• [WHAT NEEDS TO BE DONE] Wherever the word "Total" turns up in a line of the entries, copy that line.

-- Begin MATERIAL FOR THE TASK --

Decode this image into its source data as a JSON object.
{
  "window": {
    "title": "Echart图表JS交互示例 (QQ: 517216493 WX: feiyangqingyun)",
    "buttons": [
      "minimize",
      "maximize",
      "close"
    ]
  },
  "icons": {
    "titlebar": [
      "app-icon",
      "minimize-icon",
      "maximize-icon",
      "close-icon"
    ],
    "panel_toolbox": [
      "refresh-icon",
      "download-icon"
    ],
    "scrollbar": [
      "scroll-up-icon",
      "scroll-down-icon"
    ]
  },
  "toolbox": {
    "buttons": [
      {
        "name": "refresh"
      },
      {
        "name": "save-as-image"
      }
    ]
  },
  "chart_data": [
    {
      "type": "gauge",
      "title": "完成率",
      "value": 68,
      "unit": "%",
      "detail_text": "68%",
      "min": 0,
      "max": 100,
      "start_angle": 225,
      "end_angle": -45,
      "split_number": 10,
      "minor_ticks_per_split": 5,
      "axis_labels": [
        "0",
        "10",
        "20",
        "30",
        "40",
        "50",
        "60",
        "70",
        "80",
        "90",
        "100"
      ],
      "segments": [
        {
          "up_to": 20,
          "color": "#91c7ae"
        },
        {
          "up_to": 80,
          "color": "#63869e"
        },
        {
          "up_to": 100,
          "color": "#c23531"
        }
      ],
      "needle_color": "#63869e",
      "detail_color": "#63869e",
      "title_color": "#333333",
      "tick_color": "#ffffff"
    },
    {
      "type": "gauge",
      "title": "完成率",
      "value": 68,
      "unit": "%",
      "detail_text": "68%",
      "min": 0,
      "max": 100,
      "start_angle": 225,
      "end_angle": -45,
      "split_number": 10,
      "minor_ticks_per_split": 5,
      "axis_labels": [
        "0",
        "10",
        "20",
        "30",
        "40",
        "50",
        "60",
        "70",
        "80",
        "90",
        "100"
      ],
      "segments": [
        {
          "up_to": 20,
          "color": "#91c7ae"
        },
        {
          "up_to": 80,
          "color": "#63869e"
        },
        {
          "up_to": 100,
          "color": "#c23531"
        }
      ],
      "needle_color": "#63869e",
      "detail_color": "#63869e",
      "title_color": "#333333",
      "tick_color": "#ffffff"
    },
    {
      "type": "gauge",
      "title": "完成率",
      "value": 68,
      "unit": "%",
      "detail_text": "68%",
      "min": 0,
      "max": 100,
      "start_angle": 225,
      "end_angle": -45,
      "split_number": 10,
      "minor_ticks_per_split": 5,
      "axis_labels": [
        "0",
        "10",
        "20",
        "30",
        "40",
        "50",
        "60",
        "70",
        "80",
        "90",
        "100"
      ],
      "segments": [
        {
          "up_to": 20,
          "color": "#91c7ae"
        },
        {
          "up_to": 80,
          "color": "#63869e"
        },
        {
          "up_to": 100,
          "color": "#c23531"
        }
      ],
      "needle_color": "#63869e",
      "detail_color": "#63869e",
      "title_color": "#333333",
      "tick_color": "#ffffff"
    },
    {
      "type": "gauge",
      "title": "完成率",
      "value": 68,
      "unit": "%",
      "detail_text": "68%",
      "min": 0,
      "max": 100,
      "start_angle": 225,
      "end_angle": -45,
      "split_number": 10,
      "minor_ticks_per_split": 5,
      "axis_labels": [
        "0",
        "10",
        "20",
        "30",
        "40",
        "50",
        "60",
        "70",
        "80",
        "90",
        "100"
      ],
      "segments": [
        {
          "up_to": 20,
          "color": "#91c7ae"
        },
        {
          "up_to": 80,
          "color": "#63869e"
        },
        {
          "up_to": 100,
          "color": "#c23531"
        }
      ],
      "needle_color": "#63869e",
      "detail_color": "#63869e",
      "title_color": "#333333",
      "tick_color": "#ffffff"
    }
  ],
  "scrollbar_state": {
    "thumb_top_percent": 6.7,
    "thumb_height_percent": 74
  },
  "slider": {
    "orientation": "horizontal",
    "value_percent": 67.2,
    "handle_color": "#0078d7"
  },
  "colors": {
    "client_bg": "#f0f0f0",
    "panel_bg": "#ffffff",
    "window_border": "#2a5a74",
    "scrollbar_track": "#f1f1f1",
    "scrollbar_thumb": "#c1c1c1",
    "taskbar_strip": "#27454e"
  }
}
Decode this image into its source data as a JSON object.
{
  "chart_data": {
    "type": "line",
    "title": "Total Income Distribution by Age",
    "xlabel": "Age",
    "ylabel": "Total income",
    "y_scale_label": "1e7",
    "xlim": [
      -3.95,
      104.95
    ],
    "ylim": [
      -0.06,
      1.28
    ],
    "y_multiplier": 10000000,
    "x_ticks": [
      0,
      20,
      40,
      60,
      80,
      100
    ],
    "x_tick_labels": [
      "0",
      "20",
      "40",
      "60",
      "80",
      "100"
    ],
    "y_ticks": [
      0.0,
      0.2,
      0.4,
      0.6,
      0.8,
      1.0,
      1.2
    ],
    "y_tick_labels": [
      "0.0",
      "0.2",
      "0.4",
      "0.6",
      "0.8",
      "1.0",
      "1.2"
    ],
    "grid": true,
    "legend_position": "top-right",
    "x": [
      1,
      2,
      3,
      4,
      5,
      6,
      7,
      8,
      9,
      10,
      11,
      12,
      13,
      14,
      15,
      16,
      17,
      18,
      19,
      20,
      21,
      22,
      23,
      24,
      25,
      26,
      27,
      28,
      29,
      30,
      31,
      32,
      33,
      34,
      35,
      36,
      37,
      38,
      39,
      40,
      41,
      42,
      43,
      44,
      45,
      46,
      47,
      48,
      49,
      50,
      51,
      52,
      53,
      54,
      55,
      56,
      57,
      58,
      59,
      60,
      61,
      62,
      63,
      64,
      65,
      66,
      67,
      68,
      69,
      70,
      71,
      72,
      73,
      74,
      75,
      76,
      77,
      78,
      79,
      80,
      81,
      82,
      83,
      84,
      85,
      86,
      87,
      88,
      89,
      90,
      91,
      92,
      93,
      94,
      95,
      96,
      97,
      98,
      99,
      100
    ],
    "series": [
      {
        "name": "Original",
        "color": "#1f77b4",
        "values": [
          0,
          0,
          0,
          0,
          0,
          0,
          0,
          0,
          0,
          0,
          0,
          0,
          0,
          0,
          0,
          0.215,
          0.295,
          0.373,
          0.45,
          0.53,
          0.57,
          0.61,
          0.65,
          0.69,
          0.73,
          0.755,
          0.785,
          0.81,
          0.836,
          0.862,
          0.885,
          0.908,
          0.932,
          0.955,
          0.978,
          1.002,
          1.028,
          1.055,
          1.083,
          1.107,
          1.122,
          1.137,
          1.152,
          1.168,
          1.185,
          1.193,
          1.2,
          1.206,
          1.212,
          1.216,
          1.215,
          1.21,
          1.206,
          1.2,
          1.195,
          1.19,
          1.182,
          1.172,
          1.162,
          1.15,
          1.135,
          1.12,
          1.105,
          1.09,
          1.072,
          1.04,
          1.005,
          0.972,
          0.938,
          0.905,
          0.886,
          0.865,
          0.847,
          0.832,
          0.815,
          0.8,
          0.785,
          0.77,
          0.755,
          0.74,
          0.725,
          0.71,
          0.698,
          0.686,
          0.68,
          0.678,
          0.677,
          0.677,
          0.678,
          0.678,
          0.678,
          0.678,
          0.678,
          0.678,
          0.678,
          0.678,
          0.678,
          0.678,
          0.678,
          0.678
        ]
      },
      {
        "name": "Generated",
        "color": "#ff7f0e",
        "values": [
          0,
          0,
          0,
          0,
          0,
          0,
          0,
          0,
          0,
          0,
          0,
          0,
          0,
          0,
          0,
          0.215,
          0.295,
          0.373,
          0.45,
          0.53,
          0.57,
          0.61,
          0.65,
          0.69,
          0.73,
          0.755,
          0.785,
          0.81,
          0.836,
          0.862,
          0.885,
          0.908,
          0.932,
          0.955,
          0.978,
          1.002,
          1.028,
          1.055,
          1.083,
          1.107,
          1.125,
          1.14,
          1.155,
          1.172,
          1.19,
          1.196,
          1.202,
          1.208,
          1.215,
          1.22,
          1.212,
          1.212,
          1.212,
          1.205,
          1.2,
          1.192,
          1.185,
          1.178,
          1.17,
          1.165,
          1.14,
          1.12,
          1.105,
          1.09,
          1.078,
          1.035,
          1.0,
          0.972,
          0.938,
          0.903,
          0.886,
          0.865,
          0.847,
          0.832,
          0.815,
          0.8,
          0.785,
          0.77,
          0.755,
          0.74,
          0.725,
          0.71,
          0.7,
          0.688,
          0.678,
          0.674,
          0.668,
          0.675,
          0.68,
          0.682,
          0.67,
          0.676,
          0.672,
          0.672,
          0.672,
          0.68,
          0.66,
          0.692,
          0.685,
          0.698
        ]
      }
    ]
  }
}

-- End MATERIAL FOR THE TASK --

• [RESULT FOR THIS TASK]
    "title": "Total Income Distribution by Age",
    "ylabel": "Total income",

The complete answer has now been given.